CHALLENGE ▸
Word for word, set down the records and skip each picture.

RECORDS FOR PROCESSING ▸
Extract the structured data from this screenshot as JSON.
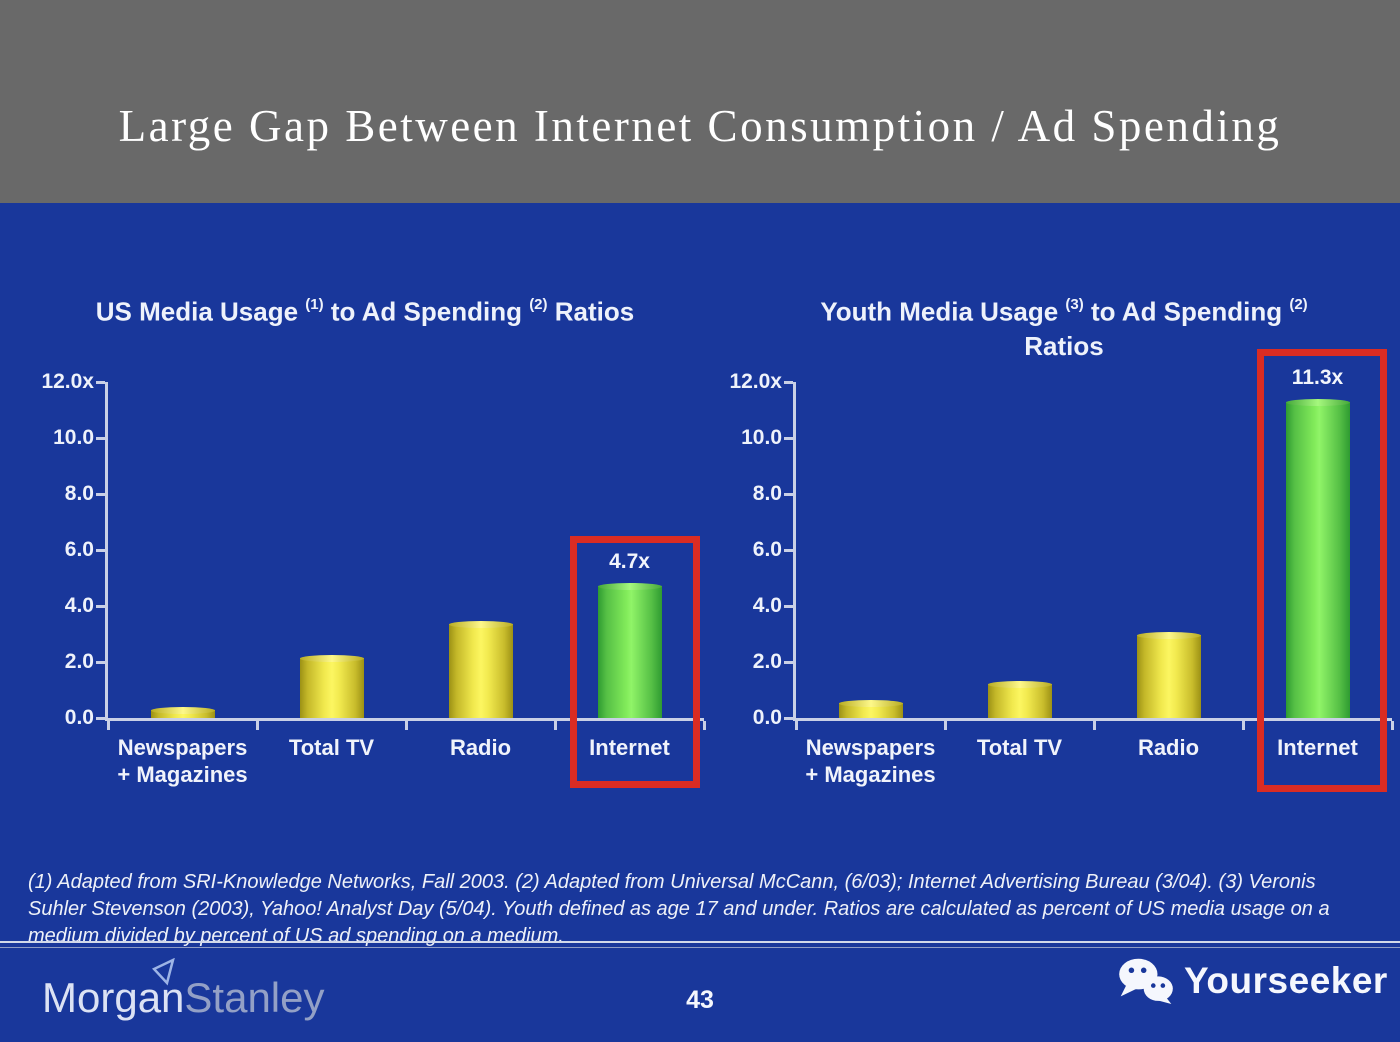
{
  "header": {
    "title": "Large Gap Between Internet Consumption / Ad Spending"
  },
  "chart_data": [
    {
      "type": "bar",
      "title": "US Media Usage (1) to Ad Spending (2) Ratios",
      "title_lines": [
        [
          {
            "text": "US Media Usage "
          },
          {
            "sup": "(1)"
          },
          {
            "text": " to Ad Spending "
          },
          {
            "sup": "(2)"
          },
          {
            "text": " Ratios"
          }
        ]
      ],
      "categories": [
        "Newspapers + Magazines",
        "Total TV",
        "Radio",
        "Internet"
      ],
      "category_lines": [
        [
          "Newspapers",
          "+ Magazines"
        ],
        [
          "Total TV"
        ],
        [
          "Radio"
        ],
        [
          "Internet"
        ]
      ],
      "values": [
        0.3,
        2.15,
        3.35,
        4.7
      ],
      "bar_colors": [
        "yellow",
        "yellow",
        "yellow",
        "green"
      ],
      "highlight": {
        "index": 3,
        "label": "4.7x"
      },
      "y_ticks": [
        "12.0x",
        "10.0",
        "8.0",
        "6.0",
        "4.0",
        "2.0",
        "0.0"
      ],
      "ylim": [
        0,
        12
      ],
      "xlabel": "",
      "ylabel": "",
      "grid": false,
      "legend": "none"
    },
    {
      "type": "bar",
      "title": "Youth Media Usage (3) to Ad Spending (2) Ratios",
      "title_lines": [
        [
          {
            "text": "Youth Media Usage "
          },
          {
            "sup": "(3)"
          },
          {
            "text": " to Ad Spending "
          },
          {
            "sup": "(2)"
          }
        ],
        [
          {
            "text": "Ratios"
          }
        ]
      ],
      "categories": [
        "Newspapers + Magazines",
        "Total TV",
        "Radio",
        "Internet"
      ],
      "category_lines": [
        [
          "Newspapers",
          "+ Magazines"
        ],
        [
          "Total TV"
        ],
        [
          "Radio"
        ],
        [
          "Internet"
        ]
      ],
      "values": [
        0.55,
        1.2,
        2.95,
        11.3
      ],
      "bar_colors": [
        "yellow",
        "yellow",
        "yellow",
        "green"
      ],
      "highlight": {
        "index": 3,
        "label": "11.3x"
      },
      "y_ticks": [
        "12.0x",
        "10.0",
        "8.0",
        "6.0",
        "4.0",
        "2.0",
        "0.0"
      ],
      "ylim": [
        0,
        12
      ],
      "xlabel": "",
      "ylabel": "",
      "grid": false,
      "legend": "none"
    }
  ],
  "footnote": {
    "text": "(1) Adapted from SRI-Knowledge Networks, Fall 2003.  (2) Adapted from Universal McCann, (6/03); Internet Advertising Bureau (3/04). (3) Veronis Suhler Stevenson (2003), Yahoo! Analyst Day (5/04).  Youth defined as age 17 and under.  Ratios are calculated as percent of US media usage on a medium divided by percent of US ad spending on a medium."
  },
  "footer": {
    "logo_part1": "Morgan",
    "logo_part2": "Stanley",
    "page_number": "43",
    "brand": "Yourseeker",
    "brand_icon": "wechat-icon"
  },
  "colors": {
    "header_gray": "#696969",
    "background_blue": "#19379b",
    "bar_yellow": "#fcf661",
    "bar_green": "#83ec5b",
    "highlight_red": "#da2c23",
    "axis_light": "#c9d0e6"
  }
}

TASK ANSWER ▸
Extract the structured data from this screenshot as JSON.
{
  "header": {
    "title": "Large Gap Between Internet Consumption / Ad Spending"
  },
  "chart_data": [
    {
      "type": "bar",
      "title": "US Media Usage (1) to Ad Spending (2) Ratios",
      "title_lines": [
        [
          {
            "text": "US Media Usage "
          },
          {
            "sup": "(1)"
          },
          {
            "text": " to Ad Spending "
          },
          {
            "sup": "(2)"
          },
          {
            "text": " Ratios"
          }
        ]
      ],
      "categories": [
        "Newspapers + Magazines",
        "Total TV",
        "Radio",
        "Internet"
      ],
      "category_lines": [
        [
          "Newspapers",
          "+ Magazines"
        ],
        [
          "Total TV"
        ],
        [
          "Radio"
        ],
        [
          "Internet"
        ]
      ],
      "values": [
        0.3,
        2.15,
        3.35,
        4.7
      ],
      "bar_colors": [
        "yellow",
        "yellow",
        "yellow",
        "green"
      ],
      "highlight": {
        "index": 3,
        "label": "4.7x"
      },
      "y_ticks": [
        "12.0x",
        "10.0",
        "8.0",
        "6.0",
        "4.0",
        "2.0",
        "0.0"
      ],
      "ylim": [
        0,
        12
      ],
      "xlabel": "",
      "ylabel": "",
      "grid": false,
      "legend": "none"
    },
    {
      "type": "bar",
      "title": "Youth Media Usage (3) to Ad Spending (2) Ratios",
      "title_lines": [
        [
          {
            "text": "Youth Media Usage "
          },
          {
            "sup": "(3)"
          },
          {
            "text": " to Ad Spending "
          },
          {
            "sup": "(2)"
          }
        ],
        [
          {
            "text": "Ratios"
          }
        ]
      ],
      "categories": [
        "Newspapers + Magazines",
        "Total TV",
        "Radio",
        "Internet"
      ],
      "category_lines": [
        [
          "Newspapers",
          "+ Magazines"
        ],
        [
          "Total TV"
        ],
        [
          "Radio"
        ],
        [
          "Internet"
        ]
      ],
      "values": [
        0.55,
        1.2,
        2.95,
        11.3
      ],
      "bar_colors": [
        "yellow",
        "yellow",
        "yellow",
        "green"
      ],
      "highlight": {
        "index": 3,
        "label": "11.3x"
      },
      "y_ticks": [
        "12.0x",
        "10.0",
        "8.0",
        "6.0",
        "4.0",
        "2.0",
        "0.0"
      ],
      "ylim": [
        0,
        12
      ],
      "xlabel": "",
      "ylabel": "",
      "grid": false,
      "legend": "none"
    }
  ],
  "footnote": {
    "text": "(1) Adapted from SRI-Knowledge Networks, Fall 2003.  (2) Adapted from Universal McCann, (6/03); Internet Advertising Bureau (3/04). (3) Veronis Suhler Stevenson (2003), Yahoo! Analyst Day (5/04).  Youth defined as age 17 and under.  Ratios are calculated as percent of US media usage on a medium divided by percent of US ad spending on a medium."
  },
  "footer": {
    "logo_part1": "Morgan",
    "logo_part2": "Stanley",
    "page_number": "43",
    "brand": "Yourseeker",
    "brand_icon": "wechat-icon"
  },
  "colors": {
    "header_gray": "#696969",
    "background_blue": "#19379b",
    "bar_yellow": "#fcf661",
    "bar_green": "#83ec5b",
    "highlight_red": "#da2c23",
    "axis_light": "#c9d0e6"
  }
}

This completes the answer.